Search the material below for the string "planata" and list each line that holds it.

→ INPUT FOR THIS TASK:
● ● ● ●

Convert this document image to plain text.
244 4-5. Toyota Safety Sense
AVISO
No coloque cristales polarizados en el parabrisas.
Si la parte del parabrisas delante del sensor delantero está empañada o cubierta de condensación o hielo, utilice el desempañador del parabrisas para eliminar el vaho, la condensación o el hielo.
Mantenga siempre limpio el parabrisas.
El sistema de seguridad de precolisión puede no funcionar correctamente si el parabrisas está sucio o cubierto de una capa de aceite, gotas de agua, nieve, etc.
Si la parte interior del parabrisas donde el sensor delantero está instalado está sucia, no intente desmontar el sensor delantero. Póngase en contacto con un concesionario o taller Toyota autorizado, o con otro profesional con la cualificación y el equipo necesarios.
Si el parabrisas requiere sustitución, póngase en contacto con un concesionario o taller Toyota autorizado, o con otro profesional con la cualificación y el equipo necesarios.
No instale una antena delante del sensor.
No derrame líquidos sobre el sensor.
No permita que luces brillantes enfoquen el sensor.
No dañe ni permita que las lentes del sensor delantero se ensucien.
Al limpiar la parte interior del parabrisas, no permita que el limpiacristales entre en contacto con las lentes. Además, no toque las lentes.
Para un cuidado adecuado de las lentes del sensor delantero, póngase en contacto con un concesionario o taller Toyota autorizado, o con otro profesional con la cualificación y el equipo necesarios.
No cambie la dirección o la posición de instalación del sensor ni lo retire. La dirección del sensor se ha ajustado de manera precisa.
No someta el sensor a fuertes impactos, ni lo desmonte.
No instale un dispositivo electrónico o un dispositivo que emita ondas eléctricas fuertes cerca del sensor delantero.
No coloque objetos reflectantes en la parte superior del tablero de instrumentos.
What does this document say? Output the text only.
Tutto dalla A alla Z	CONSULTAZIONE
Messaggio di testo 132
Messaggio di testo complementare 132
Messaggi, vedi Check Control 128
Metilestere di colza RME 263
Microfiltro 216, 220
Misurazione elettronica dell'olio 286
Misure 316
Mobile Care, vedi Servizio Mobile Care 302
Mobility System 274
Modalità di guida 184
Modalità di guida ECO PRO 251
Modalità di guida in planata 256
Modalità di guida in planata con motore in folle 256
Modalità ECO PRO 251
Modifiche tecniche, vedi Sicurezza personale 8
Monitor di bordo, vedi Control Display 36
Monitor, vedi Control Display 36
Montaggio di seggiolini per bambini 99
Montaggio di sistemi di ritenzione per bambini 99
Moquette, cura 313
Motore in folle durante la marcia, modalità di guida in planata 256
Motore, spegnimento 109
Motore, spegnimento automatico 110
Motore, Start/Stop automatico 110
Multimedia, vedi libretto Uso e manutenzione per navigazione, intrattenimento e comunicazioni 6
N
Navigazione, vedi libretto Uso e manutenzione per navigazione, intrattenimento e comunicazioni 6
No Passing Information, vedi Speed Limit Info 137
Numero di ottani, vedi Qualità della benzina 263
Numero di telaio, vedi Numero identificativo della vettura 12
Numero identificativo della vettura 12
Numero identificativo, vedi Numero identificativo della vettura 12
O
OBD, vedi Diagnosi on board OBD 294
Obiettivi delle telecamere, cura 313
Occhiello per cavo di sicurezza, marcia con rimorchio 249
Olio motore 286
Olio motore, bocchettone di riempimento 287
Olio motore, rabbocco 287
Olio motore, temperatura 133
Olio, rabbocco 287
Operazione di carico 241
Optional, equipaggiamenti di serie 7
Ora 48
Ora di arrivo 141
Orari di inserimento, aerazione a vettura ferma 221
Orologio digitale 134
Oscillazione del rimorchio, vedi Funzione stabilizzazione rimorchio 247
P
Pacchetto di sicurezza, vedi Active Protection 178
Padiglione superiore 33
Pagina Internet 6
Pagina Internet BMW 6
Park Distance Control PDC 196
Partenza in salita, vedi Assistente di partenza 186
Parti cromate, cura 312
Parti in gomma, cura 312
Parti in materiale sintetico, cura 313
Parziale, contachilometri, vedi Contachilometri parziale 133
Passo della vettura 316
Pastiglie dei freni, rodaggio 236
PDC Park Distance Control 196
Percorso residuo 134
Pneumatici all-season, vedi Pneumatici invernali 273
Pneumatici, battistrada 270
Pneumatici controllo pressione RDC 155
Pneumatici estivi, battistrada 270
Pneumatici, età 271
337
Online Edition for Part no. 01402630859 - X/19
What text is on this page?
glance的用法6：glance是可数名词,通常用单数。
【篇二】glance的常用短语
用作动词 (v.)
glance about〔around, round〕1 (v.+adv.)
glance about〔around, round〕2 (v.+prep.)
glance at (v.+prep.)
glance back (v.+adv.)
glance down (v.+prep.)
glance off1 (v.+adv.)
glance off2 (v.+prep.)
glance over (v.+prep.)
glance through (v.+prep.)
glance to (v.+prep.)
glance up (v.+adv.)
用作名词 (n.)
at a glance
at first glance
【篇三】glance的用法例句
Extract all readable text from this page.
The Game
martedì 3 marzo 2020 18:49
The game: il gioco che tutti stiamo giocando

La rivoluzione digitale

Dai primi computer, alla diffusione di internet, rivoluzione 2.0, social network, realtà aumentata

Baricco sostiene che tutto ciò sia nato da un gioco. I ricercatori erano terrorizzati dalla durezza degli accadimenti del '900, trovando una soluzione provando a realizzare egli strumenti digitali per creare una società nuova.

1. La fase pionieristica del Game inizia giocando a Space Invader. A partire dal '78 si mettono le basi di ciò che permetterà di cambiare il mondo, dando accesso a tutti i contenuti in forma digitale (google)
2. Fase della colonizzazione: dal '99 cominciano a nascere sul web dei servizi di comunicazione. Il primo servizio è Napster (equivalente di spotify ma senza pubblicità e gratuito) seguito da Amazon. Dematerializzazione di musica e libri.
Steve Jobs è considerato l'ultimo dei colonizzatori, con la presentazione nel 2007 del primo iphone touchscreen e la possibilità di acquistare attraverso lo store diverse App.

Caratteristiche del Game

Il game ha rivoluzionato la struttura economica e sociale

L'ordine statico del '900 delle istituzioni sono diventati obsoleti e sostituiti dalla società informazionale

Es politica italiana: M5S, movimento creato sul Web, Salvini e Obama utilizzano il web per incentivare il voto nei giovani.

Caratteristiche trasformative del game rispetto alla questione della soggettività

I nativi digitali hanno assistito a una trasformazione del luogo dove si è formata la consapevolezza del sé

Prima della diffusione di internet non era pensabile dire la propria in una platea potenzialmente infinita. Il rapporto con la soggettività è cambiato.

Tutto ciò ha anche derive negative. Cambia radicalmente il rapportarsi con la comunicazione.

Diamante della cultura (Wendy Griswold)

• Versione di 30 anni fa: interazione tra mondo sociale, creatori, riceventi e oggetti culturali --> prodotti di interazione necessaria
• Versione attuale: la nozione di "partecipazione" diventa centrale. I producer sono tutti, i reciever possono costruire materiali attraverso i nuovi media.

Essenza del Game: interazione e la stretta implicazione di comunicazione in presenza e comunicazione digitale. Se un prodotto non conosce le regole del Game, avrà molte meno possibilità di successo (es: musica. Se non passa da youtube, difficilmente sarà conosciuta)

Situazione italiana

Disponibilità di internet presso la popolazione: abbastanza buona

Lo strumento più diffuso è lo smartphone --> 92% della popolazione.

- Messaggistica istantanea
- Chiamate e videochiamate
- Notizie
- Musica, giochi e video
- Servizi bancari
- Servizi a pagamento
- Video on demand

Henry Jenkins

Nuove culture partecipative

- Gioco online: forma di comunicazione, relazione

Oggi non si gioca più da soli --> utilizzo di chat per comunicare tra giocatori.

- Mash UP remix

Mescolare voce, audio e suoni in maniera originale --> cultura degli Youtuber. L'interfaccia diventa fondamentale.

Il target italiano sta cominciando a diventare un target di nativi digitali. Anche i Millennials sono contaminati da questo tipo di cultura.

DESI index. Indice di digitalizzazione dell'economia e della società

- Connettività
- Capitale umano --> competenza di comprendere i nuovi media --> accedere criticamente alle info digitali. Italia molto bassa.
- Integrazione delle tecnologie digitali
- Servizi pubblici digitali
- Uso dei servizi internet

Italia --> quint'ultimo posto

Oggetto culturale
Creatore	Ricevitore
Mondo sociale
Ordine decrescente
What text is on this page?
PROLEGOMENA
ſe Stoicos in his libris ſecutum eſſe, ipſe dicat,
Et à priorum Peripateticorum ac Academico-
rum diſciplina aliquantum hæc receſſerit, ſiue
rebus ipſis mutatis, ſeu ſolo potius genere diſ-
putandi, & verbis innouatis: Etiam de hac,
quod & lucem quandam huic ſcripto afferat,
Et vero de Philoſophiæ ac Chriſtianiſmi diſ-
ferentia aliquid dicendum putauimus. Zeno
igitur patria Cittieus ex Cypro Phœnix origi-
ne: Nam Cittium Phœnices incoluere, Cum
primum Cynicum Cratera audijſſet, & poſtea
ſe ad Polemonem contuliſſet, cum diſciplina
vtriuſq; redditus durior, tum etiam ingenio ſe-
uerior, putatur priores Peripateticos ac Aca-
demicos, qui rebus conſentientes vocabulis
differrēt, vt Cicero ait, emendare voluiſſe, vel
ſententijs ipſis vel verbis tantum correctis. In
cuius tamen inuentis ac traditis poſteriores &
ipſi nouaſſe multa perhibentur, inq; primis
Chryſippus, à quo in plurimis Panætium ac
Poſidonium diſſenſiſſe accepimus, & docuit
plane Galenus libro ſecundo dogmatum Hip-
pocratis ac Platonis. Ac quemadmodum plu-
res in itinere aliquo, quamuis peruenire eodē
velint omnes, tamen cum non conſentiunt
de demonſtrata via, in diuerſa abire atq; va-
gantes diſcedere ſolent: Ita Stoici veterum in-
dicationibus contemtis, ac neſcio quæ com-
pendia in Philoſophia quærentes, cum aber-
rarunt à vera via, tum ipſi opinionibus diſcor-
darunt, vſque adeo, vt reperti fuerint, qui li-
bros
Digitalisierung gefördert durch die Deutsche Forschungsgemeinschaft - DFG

● ● ● ●

→ ANSWER TO THE TASK:
Modalità di guida in planata 256
Modalità di guida in planata con motore in folle 256
Motore in folle durante la marcia, modalità di guida in planata 256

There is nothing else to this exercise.